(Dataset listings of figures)

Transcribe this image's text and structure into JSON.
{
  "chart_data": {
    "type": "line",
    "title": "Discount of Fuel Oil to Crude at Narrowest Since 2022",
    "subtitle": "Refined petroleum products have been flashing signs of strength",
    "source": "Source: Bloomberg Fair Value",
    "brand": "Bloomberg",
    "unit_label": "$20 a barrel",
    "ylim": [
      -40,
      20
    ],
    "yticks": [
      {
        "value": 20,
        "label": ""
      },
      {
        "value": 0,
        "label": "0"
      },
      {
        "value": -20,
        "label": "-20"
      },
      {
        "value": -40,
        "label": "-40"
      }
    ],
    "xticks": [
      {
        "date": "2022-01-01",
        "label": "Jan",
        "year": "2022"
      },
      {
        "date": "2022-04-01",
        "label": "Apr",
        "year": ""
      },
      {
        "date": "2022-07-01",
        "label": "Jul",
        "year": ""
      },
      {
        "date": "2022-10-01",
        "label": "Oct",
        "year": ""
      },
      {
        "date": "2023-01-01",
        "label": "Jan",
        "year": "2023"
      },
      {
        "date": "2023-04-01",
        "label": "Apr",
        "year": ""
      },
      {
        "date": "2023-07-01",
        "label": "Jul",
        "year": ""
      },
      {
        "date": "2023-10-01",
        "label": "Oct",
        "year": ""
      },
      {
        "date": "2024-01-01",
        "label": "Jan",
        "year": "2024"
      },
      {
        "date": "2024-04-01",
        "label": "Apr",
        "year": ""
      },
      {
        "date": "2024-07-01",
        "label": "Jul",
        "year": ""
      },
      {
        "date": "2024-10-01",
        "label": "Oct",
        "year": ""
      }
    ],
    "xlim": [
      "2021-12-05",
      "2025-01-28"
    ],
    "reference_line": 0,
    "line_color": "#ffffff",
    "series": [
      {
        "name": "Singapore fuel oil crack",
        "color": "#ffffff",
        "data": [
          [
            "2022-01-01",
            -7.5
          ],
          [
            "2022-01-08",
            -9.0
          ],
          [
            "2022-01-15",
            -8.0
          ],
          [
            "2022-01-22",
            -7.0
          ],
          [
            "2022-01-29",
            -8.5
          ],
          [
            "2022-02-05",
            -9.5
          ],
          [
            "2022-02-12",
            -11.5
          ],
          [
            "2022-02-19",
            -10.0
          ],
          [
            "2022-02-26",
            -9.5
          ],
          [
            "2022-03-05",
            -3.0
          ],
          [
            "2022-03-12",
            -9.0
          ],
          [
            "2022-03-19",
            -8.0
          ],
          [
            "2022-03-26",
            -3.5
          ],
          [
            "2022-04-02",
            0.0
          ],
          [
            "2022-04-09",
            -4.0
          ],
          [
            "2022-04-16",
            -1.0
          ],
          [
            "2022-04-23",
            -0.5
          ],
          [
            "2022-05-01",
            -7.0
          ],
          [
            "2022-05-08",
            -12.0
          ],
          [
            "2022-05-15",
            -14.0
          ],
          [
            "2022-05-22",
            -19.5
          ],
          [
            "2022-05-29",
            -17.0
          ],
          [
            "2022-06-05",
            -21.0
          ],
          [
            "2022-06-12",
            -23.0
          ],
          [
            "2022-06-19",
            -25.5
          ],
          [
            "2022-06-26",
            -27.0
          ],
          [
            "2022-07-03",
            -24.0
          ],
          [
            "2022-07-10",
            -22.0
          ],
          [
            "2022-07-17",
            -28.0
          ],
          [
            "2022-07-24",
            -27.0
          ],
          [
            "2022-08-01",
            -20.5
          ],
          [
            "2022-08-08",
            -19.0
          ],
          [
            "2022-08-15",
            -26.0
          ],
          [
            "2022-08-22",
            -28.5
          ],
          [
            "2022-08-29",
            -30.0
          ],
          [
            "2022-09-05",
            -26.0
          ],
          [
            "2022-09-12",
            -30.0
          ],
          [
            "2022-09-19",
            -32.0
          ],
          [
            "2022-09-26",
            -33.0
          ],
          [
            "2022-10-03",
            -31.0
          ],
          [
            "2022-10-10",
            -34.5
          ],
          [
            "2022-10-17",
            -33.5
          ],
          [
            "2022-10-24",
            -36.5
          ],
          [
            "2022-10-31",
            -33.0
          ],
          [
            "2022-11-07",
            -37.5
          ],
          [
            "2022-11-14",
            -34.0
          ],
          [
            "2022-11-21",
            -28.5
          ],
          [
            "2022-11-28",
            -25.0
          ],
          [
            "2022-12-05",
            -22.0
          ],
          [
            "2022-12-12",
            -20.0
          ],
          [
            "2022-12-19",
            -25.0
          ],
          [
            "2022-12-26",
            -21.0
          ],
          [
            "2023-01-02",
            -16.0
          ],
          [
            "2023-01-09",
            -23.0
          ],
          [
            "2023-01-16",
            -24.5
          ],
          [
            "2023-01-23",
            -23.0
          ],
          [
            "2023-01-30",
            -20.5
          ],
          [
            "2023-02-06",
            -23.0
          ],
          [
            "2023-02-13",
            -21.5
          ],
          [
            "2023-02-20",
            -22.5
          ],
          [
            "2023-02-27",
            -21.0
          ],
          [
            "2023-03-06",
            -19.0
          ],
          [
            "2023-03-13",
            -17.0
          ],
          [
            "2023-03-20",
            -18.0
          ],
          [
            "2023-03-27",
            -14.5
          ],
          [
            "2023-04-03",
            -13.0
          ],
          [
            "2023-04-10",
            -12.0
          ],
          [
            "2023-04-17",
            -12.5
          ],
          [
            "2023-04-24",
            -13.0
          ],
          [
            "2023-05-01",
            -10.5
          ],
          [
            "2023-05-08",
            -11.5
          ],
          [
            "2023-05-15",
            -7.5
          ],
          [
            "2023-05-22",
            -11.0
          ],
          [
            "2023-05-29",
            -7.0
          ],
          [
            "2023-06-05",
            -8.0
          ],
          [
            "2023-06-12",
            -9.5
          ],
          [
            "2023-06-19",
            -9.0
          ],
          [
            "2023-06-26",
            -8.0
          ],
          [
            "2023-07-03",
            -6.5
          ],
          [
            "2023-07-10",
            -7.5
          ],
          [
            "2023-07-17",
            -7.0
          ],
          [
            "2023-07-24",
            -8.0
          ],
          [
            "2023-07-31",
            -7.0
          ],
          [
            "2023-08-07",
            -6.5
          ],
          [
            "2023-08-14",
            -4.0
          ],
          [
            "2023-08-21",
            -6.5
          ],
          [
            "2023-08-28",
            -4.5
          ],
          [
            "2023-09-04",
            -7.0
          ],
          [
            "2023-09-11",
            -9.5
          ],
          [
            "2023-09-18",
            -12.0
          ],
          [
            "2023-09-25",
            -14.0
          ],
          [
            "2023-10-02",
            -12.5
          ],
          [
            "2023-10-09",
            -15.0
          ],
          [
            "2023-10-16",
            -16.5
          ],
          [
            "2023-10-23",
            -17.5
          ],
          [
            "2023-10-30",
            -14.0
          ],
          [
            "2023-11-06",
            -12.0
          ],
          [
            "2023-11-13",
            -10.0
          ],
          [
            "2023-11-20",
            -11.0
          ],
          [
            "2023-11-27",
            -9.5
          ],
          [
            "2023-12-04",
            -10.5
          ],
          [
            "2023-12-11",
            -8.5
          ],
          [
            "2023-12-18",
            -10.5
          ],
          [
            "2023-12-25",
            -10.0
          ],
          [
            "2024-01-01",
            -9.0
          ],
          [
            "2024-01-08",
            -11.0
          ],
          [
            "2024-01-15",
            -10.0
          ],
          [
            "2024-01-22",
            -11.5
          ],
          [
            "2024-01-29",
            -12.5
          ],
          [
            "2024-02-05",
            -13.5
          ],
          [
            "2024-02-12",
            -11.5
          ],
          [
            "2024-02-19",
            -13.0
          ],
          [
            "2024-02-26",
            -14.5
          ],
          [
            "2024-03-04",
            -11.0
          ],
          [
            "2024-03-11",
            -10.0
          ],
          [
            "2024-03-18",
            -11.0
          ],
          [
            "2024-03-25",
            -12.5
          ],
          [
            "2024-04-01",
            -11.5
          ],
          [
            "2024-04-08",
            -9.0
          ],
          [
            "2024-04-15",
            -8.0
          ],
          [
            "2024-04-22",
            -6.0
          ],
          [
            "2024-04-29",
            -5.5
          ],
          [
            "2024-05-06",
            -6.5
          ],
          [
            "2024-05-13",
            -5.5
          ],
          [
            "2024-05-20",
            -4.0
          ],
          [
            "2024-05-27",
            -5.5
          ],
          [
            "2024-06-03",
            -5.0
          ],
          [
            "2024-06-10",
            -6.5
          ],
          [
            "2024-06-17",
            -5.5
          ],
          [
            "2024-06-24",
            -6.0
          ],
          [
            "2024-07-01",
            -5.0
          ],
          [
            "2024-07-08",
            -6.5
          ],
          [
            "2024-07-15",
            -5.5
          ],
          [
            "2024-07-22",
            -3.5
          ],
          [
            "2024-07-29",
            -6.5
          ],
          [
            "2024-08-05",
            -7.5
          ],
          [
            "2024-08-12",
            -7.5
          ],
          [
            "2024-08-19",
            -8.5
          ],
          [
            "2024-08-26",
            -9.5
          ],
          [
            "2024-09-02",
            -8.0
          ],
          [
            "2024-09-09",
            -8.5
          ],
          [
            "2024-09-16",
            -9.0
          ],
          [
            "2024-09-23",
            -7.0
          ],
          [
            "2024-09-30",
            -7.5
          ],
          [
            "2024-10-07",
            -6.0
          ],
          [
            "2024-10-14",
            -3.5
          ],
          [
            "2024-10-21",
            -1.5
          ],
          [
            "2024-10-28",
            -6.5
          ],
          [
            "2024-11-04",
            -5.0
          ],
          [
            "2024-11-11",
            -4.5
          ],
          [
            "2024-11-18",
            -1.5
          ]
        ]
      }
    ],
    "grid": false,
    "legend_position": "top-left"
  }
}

**THE EXERCISE**
Write down every line of the data above that includes the string "date".

**WORKED SOLUTION**
        "date": "2022-01-01",
        "date": "2022-04-01",
        "date": "2022-07-01",
        "date": "2022-10-01",
        "date": "2023-01-01",
        "date": "2023-04-01",
        "date": "2023-07-01",
        "date": "2023-10-01",
        "date": "2024-01-01",
        "date": "2024-04-01",
        "date": "2024-07-01",
        "date": "2024-10-01",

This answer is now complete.